• DIRECTIVE:
Which lines of the material below contain the string "label"? Copy each of them in full.

• THE RECORDS:
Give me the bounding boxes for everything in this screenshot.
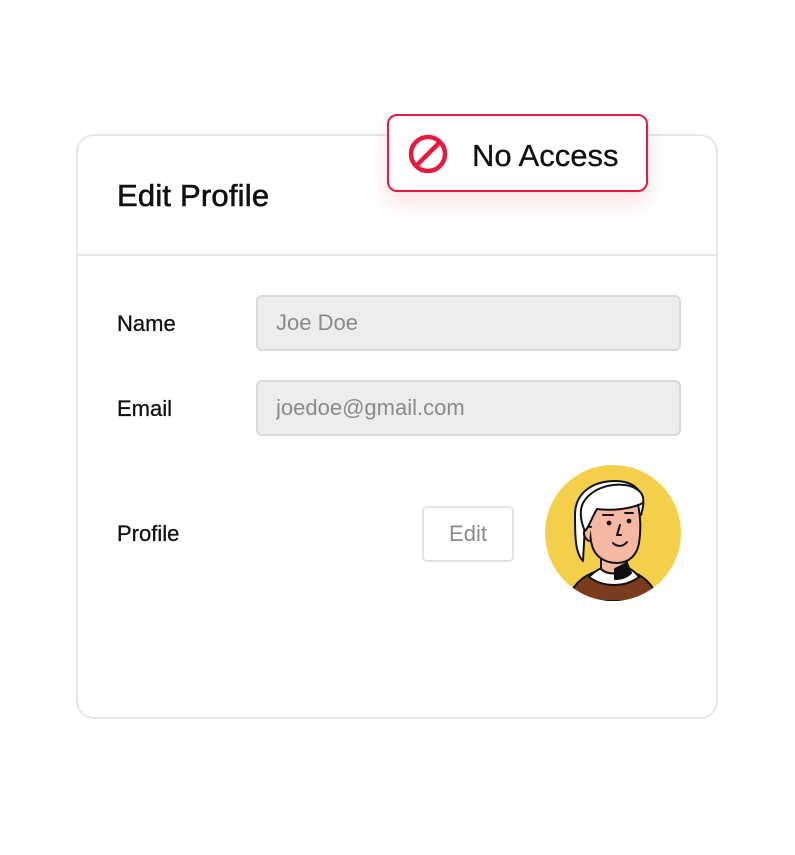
name-field[interactable] [256,295,681,351]
no-access-label: No Access [472,138,619,173]
email-label: Email [117,396,173,421]
no-access-badge: No Access [387,114,648,192]
edit-profile-card: Edit Profile Name Email Profile Edit [76,134,718,719]
email-field[interactable] [256,380,681,436]
page-title: Edit Profile [117,178,270,214]
user-avatar[interactable] [545,465,681,601]
profile-label: Profile [117,521,180,546]
name-label: Name [117,311,176,336]
no-access-icon [408,134,448,174]
edit-profile-button[interactable]: Edit [422,506,514,562]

• FULL RESPONSE:
no-access-label: No Access [472,138,619,173]
email-label: Email [117,396,173,421]
profile-label: Profile [117,521,180,546]
name-label: Name [117,311,176,336]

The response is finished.